Rows from a dataset
----------------

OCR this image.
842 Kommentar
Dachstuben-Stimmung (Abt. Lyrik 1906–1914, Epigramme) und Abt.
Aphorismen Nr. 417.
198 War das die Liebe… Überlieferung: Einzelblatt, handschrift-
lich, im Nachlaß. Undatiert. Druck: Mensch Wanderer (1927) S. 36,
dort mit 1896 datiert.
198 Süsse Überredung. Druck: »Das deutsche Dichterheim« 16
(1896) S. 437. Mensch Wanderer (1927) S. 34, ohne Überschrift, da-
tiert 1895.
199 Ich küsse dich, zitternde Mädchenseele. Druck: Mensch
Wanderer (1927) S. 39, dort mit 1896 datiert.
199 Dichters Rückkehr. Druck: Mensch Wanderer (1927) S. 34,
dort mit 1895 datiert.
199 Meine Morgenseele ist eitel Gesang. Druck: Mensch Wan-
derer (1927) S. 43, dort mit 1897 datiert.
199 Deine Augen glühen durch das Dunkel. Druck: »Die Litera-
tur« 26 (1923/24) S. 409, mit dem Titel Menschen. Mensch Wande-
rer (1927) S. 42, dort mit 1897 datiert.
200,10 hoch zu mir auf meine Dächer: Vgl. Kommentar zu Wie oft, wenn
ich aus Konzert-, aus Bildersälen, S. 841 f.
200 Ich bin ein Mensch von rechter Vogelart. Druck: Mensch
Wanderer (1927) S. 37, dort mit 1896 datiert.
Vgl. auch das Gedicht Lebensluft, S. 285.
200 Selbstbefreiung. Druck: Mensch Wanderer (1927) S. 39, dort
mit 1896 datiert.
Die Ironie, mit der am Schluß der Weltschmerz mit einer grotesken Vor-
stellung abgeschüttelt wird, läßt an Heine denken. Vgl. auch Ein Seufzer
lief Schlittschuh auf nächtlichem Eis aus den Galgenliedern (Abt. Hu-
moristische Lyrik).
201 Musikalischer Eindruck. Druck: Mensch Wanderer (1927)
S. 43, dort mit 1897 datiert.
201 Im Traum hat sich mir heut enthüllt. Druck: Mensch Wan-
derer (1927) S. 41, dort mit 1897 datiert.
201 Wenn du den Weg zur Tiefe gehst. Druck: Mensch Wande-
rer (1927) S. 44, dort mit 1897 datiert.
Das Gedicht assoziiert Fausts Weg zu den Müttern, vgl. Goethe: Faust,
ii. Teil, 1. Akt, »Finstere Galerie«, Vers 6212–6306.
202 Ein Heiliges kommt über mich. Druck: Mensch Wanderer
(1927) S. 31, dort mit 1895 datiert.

----------------

**Aim:** Reproduce each line holding the word "Lyrik".

**Solution to the exercise:**
Dachstuben-Stimmung (Abt. Lyrik 1906–1914, Epigramme) und Abt.
moristische Lyrik).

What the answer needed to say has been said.